### STATED GOAL
Without the pictures, set down the records below word for word.

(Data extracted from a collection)
● ● ● ● ● ● ●
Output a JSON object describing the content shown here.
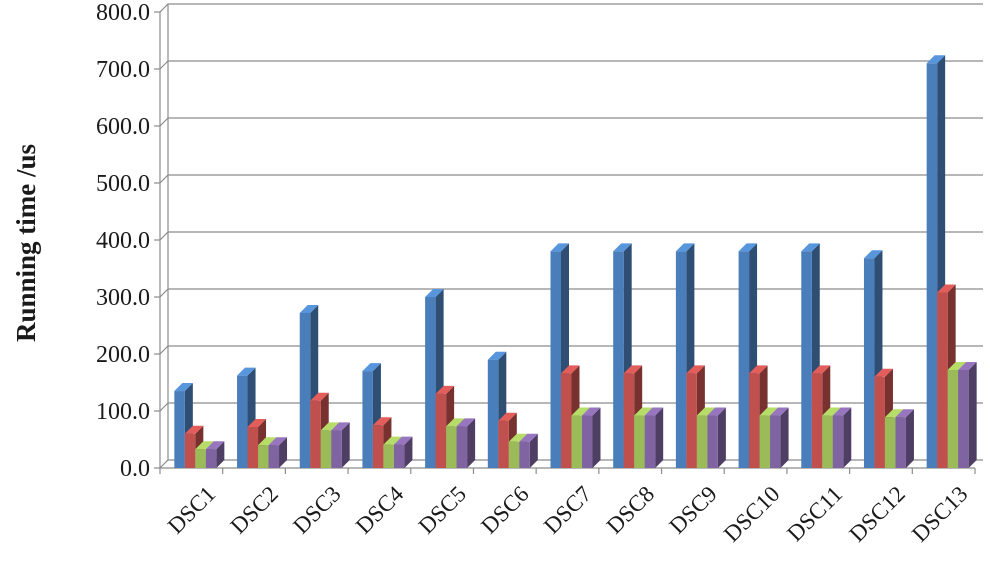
{
  "chart_data": {
    "type": "bar",
    "title": "",
    "xlabel": "",
    "ylabel": "Running time /us",
    "ylim": [
      0,
      800
    ],
    "ytick_labels": [
      "0.0",
      "100.0",
      "200.0",
      "300.0",
      "400.0",
      "500.0",
      "600.0",
      "700.0",
      "800.0"
    ],
    "categories": [
      "DSC1",
      "DSC2",
      "DSC3",
      "DSC4",
      "DSC5",
      "DSC6",
      "DSC7",
      "DSC8",
      "DSC9",
      "DSC10",
      "DSC11",
      "DSC12",
      "DSC13"
    ],
    "series": [
      {
        "color": "#4a7ebb",
        "values": [
          135,
          162,
          272,
          170,
          300,
          190,
          380,
          380,
          380,
          380,
          380,
          368,
          710
        ]
      },
      {
        "color": "#c0504d",
        "values": [
          60,
          72,
          118,
          75,
          130,
          83,
          166,
          166,
          166,
          166,
          166,
          160,
          308
        ]
      },
      {
        "color": "#9bbb59",
        "values": [
          33,
          40,
          66,
          41,
          73,
          46,
          92,
          92,
          92,
          92,
          92,
          89,
          172
        ]
      },
      {
        "color": "#8064a2",
        "values": [
          33,
          40,
          66,
          41,
          73,
          46,
          92,
          92,
          92,
          92,
          92,
          89,
          172
        ]
      }
    ],
    "grid": true,
    "legend": "none",
    "style": "3d-clustered-column"
  }
}
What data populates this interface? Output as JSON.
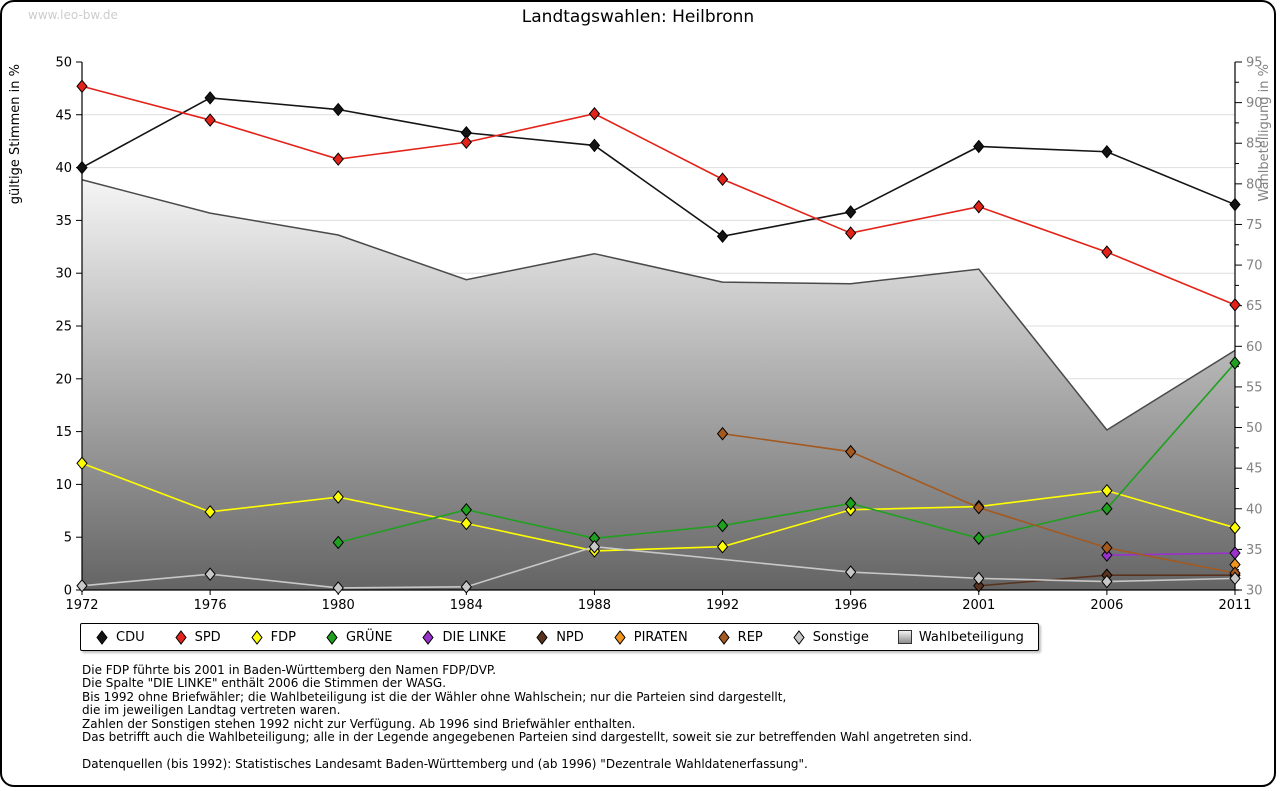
{
  "watermark": "www.leo-bw.de",
  "title": "Landtagswahlen: Heilbronn",
  "chart_data": {
    "type": "line",
    "title": "Landtagswahlen: Heilbronn",
    "x": [
      1972,
      1976,
      1980,
      1984,
      1988,
      1992,
      1996,
      2001,
      2006,
      2011
    ],
    "ylabel_left": "gültige Stimmen in %",
    "ylabel_right": "Wahlbeteiligung in %",
    "ylim_left": [
      0,
      50
    ],
    "ylim_right": [
      30,
      95
    ],
    "grid": "horizontal, every 5 (left scale)",
    "legend_position": "bottom",
    "series": [
      {
        "name": "CDU",
        "axis": "left",
        "color": "#141414",
        "values": [
          40.0,
          46.6,
          45.5,
          43.3,
          42.1,
          33.5,
          35.8,
          42.0,
          41.5,
          36.5
        ]
      },
      {
        "name": "SPD",
        "axis": "left",
        "color": "#e32219",
        "values": [
          47.7,
          44.5,
          40.8,
          42.4,
          45.1,
          38.9,
          33.8,
          36.3,
          32.0,
          27.0
        ]
      },
      {
        "name": "FDP",
        "axis": "left",
        "color": "#ffff00",
        "values": [
          12.0,
          7.4,
          8.8,
          6.3,
          3.7,
          4.1,
          7.6,
          7.9,
          9.4,
          5.9
        ]
      },
      {
        "name": "GRÜNE",
        "axis": "left",
        "color": "#1fa01f",
        "values": [
          null,
          null,
          4.5,
          7.6,
          4.9,
          6.1,
          8.2,
          4.9,
          7.7,
          21.5
        ]
      },
      {
        "name": "DIE LINKE",
        "axis": "left",
        "color": "#9932cc",
        "values": [
          null,
          null,
          null,
          null,
          null,
          null,
          null,
          null,
          3.3,
          3.5
        ]
      },
      {
        "name": "NPD",
        "axis": "left",
        "color": "#59331d",
        "values": [
          null,
          null,
          null,
          null,
          null,
          null,
          null,
          0.4,
          1.4,
          1.4
        ]
      },
      {
        "name": "PIRATEN",
        "axis": "left",
        "color": "#f0941e",
        "values": [
          null,
          null,
          null,
          null,
          null,
          null,
          null,
          null,
          null,
          2.4
        ]
      },
      {
        "name": "REP",
        "axis": "left",
        "color": "#a3591f",
        "values": [
          null,
          null,
          null,
          null,
          null,
          14.8,
          13.1,
          7.8,
          4.0,
          1.6
        ]
      },
      {
        "name": "Sonstige",
        "axis": "left",
        "color": "#c8c8c8",
        "values": [
          0.4,
          1.5,
          0.2,
          0.3,
          4.1,
          null,
          1.7,
          1.1,
          0.8,
          1.1
        ],
        "note": "1992 fehlt; Linie durchgezogen"
      },
      {
        "name": "Wahlbeteiligung",
        "axis": "right",
        "type": "area",
        "color": "#8d8d8d",
        "values": [
          80.5,
          76.4,
          73.7,
          68.2,
          71.4,
          67.9,
          67.7,
          69.5,
          49.7,
          59.5
        ]
      }
    ]
  },
  "legend": {
    "items": [
      {
        "label": "CDU",
        "color": "#141414",
        "marker": "diamond"
      },
      {
        "label": "SPD",
        "color": "#e32219",
        "marker": "diamond"
      },
      {
        "label": "FDP",
        "color": "#ffff00",
        "marker": "diamond"
      },
      {
        "label": "GRÜNE",
        "color": "#1fa01f",
        "marker": "diamond"
      },
      {
        "label": "DIE LINKE",
        "color": "#9932cc",
        "marker": "diamond"
      },
      {
        "label": "NPD",
        "color": "#59331d",
        "marker": "diamond"
      },
      {
        "label": "PIRATEN",
        "color": "#f0941e",
        "marker": "diamond"
      },
      {
        "label": "REP",
        "color": "#a3591f",
        "marker": "diamond"
      },
      {
        "label": "Sonstige",
        "color": "#c8c8c8",
        "marker": "diamond"
      },
      {
        "label": "Wahlbeteiligung",
        "color": "#8d8d8d",
        "marker": "square"
      }
    ]
  },
  "footer": {
    "lines": [
      "Die FDP führte bis 2001 in Baden-Württemberg den Namen FDP/DVP.",
      "Die Spalte \"DIE LINKE\" enthält 2006 die Stimmen der WASG.",
      "Bis 1992 ohne Briefwähler; die Wahlbeteiligung ist die der Wähler ohne Wahlschein; nur die Parteien sind dargestellt,",
      "die im jeweiligen Landtag vertreten waren.",
      "Zahlen der Sonstigen stehen 1992 nicht zur Verfügung. Ab 1996 sind Briefwähler enthalten.",
      "Das betrifft auch die Wahlbeteiligung; alle in der Legende angegebenen Parteien sind dargestellt, soweit sie zur betreffenden Wahl angetreten sind.",
      "Datenquellen (bis 1992): Statistisches Landesamt Baden-Württemberg und (ab 1996) \"Dezentrale Wahldatenerfassung\"."
    ]
  }
}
● ● ● ● ● ● ●
### EXPECTED OUTPUT
Output a JSON object describing the content shown here.
{
  "chart_data": {
    "type": "bar",
    "title": "",
    "xlabel": "",
    "ylabel": "Running time /us",
    "ylim": [
      0,
      800
    ],
    "ytick_labels": [
      "0.0",
      "100.0",
      "200.0",
      "300.0",
      "400.0",
      "500.0",
      "600.0",
      "700.0",
      "800.0"
    ],
    "categories": [
      "DSC1",
      "DSC2",
      "DSC3",
      "DSC4",
      "DSC5",
      "DSC6",
      "DSC7",
      "DSC8",
      "DSC9",
      "DSC10",
      "DSC11",
      "DSC12",
      "DSC13"
    ],
    "series": [
      {
        "color": "#4a7ebb",
        "values": [
          135,
          162,
          272,
          170,
          300,
          190,
          380,
          380,
          380,
          380,
          380,
          368,
          710
        ]
      },
      {
        "color": "#c0504d",
        "values": [
          60,
          72,
          118,
          75,
          130,
          83,
          166,
          166,
          166,
          166,
          166,
          160,
          308
        ]
      },
      {
        "color": "#9bbb59",
        "values": [
          33,
          40,
          66,
          41,
          73,
          46,
          92,
          92,
          92,
          92,
          92,
          89,
          172
        ]
      },
      {
        "color": "#8064a2",
        "values": [
          33,
          40,
          66,
          41,
          73,
          46,
          92,
          92,
          92,
          92,
          92,
          89,
          172
        ]
      }
    ],
    "grid": true,
    "legend": "none",
    "style": "3d-clustered-column"
  }
}
What data populates this interface? Output as JSON.
{
  "watermark": "www.leo-bw.de",
  "title": "Landtagswahlen: Heilbronn",
  "chart_data": {
    "type": "line",
    "title": "Landtagswahlen: Heilbronn",
    "x": [
      1972,
      1976,
      1980,
      1984,
      1988,
      1992,
      1996,
      2001,
      2006,
      2011
    ],
    "ylabel_left": "gültige Stimmen in %",
    "ylabel_right": "Wahlbeteiligung in %",
    "ylim_left": [
      0,
      50
    ],
    "ylim_right": [
      30,
      95
    ],
    "grid": "horizontal, every 5 (left scale)",
    "legend_position": "bottom",
    "series": [
      {
        "name": "CDU",
        "axis": "left",
        "color": "#141414",
        "values": [
          40.0,
          46.6,
          45.5,
          43.3,
          42.1,
          33.5,
          35.8,
          42.0,
          41.5,
          36.5
        ]
      },
      {
        "name": "SPD",
        "axis": "left",
        "color": "#e32219",
        "values": [
          47.7,
          44.5,
          40.8,
          42.4,
          45.1,
          38.9,
          33.8,
          36.3,
          32.0,
          27.0
        ]
      },
      {
        "name": "FDP",
        "axis": "left",
        "color": "#ffff00",
        "values": [
          12.0,
          7.4,
          8.8,
          6.3,
          3.7,
          4.1,
          7.6,
          7.9,
          9.4,
          5.9
        ]
      },
      {
        "name": "GRÜNE",
        "axis": "left",
        "color": "#1fa01f",
        "values": [
          null,
          null,
          4.5,
          7.6,
          4.9,
          6.1,
          8.2,
          4.9,
          7.7,
          21.5
        ]
      },
      {
        "name": "DIE LINKE",
        "axis": "left",
        "color": "#9932cc",
        "values": [
          null,
          null,
          null,
          null,
          null,
          null,
          null,
          null,
          3.3,
          3.5
        ]
      },
      {
        "name": "NPD",
        "axis": "left",
        "color": "#59331d",
        "values": [
          null,
          null,
          null,
          null,
          null,
          null,
          null,
          0.4,
          1.4,
          1.4
        ]
      },
      {
        "name": "PIRATEN",
        "axis": "left",
        "color": "#f0941e",
        "values": [
          null,
          null,
          null,
          null,
          null,
          null,
          null,
          null,
          null,
          2.4
        ]
      },
      {
        "name": "REP",
        "axis": "left",
        "color": "#a3591f",
        "values": [
          null,
          null,
          null,
          null,
          null,
          14.8,
          13.1,
          7.8,
          4.0,
          1.6
        ]
      },
      {
        "name": "Sonstige",
        "axis": "left",
        "color": "#c8c8c8",
        "values": [
          0.4,
          1.5,
          0.2,
          0.3,
          4.1,
          null,
          1.7,
          1.1,
          0.8,
          1.1
        ],
        "note": "1992 fehlt; Linie durchgezogen"
      },
      {
        "name": "Wahlbeteiligung",
        "axis": "right",
        "type": "area",
        "color": "#8d8d8d",
        "values": [
          80.5,
          76.4,
          73.7,
          68.2,
          71.4,
          67.9,
          67.7,
          69.5,
          49.7,
          59.5
        ]
      }
    ]
  },
  "legend": {
    "items": [
      {
        "label": "CDU",
        "color": "#141414",
        "marker": "diamond"
      },
      {
        "label": "SPD",
        "color": "#e32219",
        "marker": "diamond"
      },
      {
        "label": "FDP",
        "color": "#ffff00",
        "marker": "diamond"
      },
      {
        "label": "GRÜNE",
        "color": "#1fa01f",
        "marker": "diamond"
      },
      {
        "label": "DIE LINKE",
        "color": "#9932cc",
        "marker": "diamond"
      },
      {
        "label": "NPD",
        "color": "#59331d",
        "marker": "diamond"
      },
      {
        "label": "PIRATEN",
        "color": "#f0941e",
        "marker": "diamond"
      },
      {
        "label": "REP",
        "color": "#a3591f",
        "marker": "diamond"
      },
      {
        "label": "Sonstige",
        "color": "#c8c8c8",
        "marker": "diamond"
      },
      {
        "label": "Wahlbeteiligung",
        "color": "#8d8d8d",
        "marker": "square"
      }
    ]
  },
  "footer": {
    "lines": [
      "Die FDP führte bis 2001 in Baden-Württemberg den Namen FDP/DVP.",
      "Die Spalte \"DIE LINKE\" enthält 2006 die Stimmen der WASG.",
      "Bis 1992 ohne Briefwähler; die Wahlbeteiligung ist die der Wähler ohne Wahlschein; nur die Parteien sind dargestellt,",
      "die im jeweiligen Landtag vertreten waren.",
      "Zahlen der Sonstigen stehen 1992 nicht zur Verfügung. Ab 1996 sind Briefwähler enthalten.",
      "Das betrifft auch die Wahlbeteiligung; alle in der Legende angegebenen Parteien sind dargestellt, soweit sie zur betreffenden Wahl angetreten sind.",
      "Datenquellen (bis 1992): Statistisches Landesamt Baden-Württemberg und (ab 1996) \"Dezentrale Wahldatenerfassung\"."
    ]
  }
}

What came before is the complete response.